Collected data entries:

<<<<

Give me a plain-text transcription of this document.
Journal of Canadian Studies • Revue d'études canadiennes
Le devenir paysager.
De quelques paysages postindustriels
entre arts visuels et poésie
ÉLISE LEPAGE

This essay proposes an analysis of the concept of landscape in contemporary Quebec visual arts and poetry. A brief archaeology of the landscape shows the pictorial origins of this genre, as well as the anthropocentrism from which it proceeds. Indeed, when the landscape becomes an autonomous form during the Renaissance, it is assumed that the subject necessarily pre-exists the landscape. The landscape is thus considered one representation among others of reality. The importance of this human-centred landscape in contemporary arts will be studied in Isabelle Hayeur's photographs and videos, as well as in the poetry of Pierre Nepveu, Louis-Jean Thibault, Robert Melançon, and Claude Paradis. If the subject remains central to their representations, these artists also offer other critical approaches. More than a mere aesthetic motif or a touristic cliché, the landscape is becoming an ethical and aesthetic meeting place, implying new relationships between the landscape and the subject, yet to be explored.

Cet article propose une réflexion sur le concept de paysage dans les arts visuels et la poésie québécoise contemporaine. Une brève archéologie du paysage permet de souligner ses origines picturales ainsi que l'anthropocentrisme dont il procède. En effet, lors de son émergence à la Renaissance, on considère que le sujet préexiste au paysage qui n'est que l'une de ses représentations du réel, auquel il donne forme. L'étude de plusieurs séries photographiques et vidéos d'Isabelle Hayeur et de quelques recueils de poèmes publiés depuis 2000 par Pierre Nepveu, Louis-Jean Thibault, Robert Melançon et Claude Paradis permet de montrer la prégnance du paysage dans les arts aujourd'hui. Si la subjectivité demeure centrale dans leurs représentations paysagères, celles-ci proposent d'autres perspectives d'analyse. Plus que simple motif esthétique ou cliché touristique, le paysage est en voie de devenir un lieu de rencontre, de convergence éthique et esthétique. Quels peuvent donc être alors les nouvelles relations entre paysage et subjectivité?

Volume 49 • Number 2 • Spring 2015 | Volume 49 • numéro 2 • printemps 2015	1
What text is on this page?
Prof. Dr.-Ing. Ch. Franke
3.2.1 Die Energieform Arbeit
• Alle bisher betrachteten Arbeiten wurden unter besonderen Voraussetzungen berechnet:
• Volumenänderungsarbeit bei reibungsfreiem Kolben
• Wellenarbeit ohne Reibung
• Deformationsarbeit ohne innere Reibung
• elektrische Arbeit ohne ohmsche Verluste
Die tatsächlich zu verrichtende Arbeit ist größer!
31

>>>>

SHORT PROBLEM:
Return exactly the lines from the one containing "What text is on this page?" through the last line of the records above, both included, and nothing else.

EXERCISE ANSWER:
What text is on this page?
Prof. Dr.-Ing. Ch. Franke
3.2.1 Die Energieform Arbeit
• Alle bisher betrachteten Arbeiten wurden unter besonderen Voraussetzungen berechnet:
• Volumenänderungsarbeit bei reibungsfreiem Kolben
• Wellenarbeit ohne Reibung
• Deformationsarbeit ohne innere Reibung
• elektrische Arbeit ohne ohmsche Verluste
Die tatsächlich zu verrichtende Arbeit ist größer!
31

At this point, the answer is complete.